==== Data for this exercise
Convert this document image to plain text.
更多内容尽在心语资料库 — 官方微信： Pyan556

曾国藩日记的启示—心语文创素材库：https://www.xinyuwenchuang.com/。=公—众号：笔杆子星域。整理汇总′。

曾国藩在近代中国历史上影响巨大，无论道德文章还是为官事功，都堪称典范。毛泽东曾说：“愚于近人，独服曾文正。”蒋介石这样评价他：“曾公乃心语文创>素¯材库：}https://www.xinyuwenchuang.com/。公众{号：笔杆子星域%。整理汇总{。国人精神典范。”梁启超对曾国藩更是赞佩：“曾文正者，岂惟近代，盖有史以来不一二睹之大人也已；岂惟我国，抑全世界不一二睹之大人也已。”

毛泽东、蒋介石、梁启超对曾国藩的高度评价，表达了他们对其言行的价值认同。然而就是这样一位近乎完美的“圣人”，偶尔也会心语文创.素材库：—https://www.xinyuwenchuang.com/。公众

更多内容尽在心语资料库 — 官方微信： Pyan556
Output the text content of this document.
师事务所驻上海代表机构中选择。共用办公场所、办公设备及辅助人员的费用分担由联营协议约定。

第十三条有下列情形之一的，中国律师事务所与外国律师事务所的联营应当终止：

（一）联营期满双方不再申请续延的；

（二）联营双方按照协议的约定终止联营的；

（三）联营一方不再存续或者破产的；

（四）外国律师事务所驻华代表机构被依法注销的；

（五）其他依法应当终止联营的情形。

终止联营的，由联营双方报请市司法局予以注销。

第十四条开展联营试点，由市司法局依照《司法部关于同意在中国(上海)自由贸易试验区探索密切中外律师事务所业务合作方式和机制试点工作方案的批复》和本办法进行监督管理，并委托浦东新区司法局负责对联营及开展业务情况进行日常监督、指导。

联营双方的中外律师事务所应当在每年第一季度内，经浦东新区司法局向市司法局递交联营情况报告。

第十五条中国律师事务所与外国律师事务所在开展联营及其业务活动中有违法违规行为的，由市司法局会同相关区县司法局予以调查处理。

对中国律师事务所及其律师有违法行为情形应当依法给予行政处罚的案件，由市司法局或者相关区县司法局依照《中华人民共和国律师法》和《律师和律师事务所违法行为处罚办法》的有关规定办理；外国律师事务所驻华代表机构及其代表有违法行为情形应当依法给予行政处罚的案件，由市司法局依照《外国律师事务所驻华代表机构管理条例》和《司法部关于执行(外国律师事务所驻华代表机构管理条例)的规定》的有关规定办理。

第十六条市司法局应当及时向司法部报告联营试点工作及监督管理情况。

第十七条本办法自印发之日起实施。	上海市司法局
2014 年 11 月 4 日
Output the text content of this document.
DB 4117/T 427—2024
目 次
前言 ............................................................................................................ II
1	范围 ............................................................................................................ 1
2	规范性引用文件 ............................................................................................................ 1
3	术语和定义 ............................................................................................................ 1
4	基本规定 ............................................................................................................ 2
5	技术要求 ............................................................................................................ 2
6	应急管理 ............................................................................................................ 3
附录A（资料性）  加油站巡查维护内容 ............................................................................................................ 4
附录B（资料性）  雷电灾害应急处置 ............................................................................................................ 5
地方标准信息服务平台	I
========
● **Task description**:
Return from the data every line that holds "整理汇总".

● **Result of this exercise**:
曾国藩日记的启示—心语文创素材库：https://www.xinyuwenchuang.com/。=公—众号：笔杆子星域。整理汇总′。
曾国藩在近代中国历史上影响巨大，无论道德文章还是为官事功，都堪称典范。毛泽东曾说：“愚于近人，独服曾文正。”蒋介石这样评价他：“曾公乃心语文创>素¯材库：}https://www.xinyuwenchuang.com/。公众{号：笔杆子星域%。整理汇总{。国人精神典范。”梁启超对曾国藩更是赞佩：“曾文正者，岂惟近代，盖有史以来不一二睹之大人也已；岂惟我国，抑全世界不一二睹之大人也已。”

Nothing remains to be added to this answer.